Rows from a figure dataset
___

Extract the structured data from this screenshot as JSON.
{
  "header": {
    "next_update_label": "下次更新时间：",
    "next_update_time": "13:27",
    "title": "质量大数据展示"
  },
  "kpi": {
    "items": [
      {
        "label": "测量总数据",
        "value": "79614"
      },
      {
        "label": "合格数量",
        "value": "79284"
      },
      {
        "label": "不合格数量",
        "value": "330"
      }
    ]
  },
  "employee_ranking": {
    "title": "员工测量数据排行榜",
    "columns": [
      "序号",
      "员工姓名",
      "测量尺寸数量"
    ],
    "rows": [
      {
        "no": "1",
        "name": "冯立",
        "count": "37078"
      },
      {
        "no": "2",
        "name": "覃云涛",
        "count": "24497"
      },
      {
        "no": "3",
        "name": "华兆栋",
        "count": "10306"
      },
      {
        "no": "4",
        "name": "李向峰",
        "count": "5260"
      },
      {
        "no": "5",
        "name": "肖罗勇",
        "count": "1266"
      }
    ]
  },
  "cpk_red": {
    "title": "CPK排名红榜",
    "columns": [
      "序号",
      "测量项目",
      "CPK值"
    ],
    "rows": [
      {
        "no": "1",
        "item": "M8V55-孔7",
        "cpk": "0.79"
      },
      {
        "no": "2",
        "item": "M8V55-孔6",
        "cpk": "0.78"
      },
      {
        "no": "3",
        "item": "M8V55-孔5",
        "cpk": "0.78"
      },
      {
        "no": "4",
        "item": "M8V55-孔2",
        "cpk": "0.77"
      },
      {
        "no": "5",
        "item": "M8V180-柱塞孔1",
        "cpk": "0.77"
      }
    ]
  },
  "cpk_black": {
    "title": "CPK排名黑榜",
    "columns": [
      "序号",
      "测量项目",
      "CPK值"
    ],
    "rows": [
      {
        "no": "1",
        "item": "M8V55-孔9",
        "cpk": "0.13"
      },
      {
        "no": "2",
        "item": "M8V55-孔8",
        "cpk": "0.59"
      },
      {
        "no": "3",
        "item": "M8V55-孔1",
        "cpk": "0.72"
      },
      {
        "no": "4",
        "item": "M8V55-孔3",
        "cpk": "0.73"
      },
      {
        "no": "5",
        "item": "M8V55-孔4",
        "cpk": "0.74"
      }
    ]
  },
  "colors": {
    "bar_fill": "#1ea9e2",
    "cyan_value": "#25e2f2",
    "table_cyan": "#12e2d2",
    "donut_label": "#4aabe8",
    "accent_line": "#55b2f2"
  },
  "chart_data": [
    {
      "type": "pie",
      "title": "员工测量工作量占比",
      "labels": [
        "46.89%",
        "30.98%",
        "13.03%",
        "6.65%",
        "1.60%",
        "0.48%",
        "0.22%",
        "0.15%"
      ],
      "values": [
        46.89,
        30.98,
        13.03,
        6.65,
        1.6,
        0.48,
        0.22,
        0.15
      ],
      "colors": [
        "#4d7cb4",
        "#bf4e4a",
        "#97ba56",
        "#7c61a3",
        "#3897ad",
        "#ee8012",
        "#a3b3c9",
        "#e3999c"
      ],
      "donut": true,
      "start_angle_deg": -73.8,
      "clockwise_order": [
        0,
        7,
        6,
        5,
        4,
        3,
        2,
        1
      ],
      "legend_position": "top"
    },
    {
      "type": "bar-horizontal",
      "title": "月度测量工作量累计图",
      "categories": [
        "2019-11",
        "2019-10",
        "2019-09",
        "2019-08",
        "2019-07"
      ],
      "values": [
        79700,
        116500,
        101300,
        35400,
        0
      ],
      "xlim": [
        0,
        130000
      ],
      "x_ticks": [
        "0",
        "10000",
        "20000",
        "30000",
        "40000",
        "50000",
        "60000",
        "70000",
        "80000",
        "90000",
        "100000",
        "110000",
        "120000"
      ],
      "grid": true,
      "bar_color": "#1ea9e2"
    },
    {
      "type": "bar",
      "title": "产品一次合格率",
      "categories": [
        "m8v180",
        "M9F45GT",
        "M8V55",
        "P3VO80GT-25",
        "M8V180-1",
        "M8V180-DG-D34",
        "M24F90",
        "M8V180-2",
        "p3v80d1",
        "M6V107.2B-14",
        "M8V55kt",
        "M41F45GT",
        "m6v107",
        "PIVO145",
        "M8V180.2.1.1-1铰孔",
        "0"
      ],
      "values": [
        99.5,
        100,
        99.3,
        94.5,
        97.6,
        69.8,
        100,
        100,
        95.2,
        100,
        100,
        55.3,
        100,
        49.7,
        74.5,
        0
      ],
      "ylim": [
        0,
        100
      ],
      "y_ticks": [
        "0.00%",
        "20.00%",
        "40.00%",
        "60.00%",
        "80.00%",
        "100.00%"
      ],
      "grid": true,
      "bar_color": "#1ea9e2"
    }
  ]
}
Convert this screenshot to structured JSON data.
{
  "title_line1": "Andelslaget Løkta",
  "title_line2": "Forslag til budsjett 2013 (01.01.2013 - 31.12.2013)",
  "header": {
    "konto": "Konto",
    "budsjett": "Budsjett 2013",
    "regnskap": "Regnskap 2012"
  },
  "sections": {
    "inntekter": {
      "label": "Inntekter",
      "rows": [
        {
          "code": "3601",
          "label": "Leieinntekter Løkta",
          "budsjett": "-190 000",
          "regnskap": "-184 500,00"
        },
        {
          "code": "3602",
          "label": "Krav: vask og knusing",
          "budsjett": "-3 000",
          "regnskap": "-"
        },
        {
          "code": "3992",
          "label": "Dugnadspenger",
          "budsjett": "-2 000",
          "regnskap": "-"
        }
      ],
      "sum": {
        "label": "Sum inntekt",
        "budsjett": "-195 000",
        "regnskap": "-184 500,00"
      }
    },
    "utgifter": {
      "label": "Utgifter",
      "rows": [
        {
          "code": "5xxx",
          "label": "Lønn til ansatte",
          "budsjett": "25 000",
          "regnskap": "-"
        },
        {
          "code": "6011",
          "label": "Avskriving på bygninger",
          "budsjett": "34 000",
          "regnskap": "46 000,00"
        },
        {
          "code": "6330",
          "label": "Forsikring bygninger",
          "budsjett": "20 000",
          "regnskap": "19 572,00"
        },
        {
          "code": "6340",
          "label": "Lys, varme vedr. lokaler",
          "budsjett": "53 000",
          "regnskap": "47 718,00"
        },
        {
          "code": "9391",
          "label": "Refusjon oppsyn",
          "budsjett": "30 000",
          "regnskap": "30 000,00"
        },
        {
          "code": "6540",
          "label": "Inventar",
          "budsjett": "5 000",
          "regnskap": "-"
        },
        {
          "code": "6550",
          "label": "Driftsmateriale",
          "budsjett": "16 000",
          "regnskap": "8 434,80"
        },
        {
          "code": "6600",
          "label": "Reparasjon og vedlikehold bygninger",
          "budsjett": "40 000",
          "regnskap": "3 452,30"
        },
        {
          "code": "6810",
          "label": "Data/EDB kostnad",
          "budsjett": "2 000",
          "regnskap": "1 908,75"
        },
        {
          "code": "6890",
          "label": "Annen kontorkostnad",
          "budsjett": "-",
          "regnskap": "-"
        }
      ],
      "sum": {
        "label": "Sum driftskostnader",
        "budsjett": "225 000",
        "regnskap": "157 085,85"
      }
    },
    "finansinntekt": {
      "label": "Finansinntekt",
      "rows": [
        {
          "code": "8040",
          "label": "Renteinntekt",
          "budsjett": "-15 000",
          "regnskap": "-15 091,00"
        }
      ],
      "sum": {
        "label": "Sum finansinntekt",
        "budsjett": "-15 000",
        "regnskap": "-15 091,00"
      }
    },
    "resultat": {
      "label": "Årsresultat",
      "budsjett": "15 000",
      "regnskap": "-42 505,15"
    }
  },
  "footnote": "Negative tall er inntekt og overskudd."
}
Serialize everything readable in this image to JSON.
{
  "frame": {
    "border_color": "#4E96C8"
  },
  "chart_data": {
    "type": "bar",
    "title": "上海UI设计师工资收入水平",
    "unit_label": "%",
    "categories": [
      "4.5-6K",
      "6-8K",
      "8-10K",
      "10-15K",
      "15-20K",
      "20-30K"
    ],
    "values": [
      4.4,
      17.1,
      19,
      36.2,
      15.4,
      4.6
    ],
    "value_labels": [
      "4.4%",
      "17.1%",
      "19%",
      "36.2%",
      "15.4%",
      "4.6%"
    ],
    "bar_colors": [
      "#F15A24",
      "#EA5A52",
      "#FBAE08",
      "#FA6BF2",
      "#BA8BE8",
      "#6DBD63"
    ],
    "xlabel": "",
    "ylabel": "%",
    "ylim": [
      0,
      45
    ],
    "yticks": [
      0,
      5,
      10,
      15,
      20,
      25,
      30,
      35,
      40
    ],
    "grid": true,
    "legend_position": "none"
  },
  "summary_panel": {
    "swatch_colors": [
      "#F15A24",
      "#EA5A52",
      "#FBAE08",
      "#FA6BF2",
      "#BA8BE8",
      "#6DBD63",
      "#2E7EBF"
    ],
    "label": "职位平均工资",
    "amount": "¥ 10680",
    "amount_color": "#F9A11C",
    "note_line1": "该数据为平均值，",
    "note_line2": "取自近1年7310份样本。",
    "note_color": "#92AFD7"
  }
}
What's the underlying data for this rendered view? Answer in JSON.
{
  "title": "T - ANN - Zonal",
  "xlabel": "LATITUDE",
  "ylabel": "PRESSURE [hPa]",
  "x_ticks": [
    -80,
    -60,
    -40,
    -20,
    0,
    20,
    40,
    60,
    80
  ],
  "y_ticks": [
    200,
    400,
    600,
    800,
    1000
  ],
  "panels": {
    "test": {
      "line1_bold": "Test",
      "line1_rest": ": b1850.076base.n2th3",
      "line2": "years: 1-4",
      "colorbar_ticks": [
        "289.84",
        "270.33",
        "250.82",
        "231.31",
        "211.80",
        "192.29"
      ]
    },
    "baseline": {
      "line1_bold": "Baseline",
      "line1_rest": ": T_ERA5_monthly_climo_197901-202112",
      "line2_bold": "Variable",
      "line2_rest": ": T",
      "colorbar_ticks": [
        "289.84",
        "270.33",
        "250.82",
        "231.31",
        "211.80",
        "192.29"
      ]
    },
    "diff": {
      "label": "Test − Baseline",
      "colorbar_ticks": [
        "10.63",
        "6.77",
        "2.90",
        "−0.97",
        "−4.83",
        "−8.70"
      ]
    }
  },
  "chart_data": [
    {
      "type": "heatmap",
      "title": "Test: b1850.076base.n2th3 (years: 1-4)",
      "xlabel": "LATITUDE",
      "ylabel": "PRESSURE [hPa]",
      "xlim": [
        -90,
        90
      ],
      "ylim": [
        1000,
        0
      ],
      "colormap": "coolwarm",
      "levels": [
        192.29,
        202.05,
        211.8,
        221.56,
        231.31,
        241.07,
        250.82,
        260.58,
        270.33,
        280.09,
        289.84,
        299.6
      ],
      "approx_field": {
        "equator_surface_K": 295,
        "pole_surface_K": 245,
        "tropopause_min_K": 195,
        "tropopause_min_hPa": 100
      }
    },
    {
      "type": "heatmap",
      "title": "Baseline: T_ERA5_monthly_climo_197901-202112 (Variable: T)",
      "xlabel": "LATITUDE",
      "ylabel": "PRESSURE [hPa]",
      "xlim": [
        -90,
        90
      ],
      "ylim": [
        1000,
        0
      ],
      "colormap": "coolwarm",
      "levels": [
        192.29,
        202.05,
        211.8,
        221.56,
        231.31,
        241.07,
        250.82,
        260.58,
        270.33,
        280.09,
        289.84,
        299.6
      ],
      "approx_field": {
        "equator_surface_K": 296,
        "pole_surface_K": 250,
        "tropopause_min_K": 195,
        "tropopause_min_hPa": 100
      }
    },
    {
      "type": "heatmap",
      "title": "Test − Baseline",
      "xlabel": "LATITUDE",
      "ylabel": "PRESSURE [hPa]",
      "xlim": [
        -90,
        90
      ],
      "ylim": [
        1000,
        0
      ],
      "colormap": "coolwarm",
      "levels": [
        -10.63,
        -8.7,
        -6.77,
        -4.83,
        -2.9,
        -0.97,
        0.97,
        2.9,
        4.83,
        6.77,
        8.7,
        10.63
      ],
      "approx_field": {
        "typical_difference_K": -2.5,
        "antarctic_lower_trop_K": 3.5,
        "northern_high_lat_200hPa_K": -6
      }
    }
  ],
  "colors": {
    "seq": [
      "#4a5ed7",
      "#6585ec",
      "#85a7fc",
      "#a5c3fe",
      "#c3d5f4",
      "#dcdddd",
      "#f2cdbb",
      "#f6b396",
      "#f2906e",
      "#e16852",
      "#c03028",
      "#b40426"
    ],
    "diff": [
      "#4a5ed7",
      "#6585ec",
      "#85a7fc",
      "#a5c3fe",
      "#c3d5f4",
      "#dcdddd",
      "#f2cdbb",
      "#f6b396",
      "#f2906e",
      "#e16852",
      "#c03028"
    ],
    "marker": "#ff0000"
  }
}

___

● **Instruction**: In the listing above, locate each line with "this" and copy it.

● **Answer in full**:
Extract the structured data from this screenshot as JSON.
Convert this screenshot to structured JSON data.
Serialize everything readable in this image to JSON.
What's the underlying data for this rendered view? Answer in JSON.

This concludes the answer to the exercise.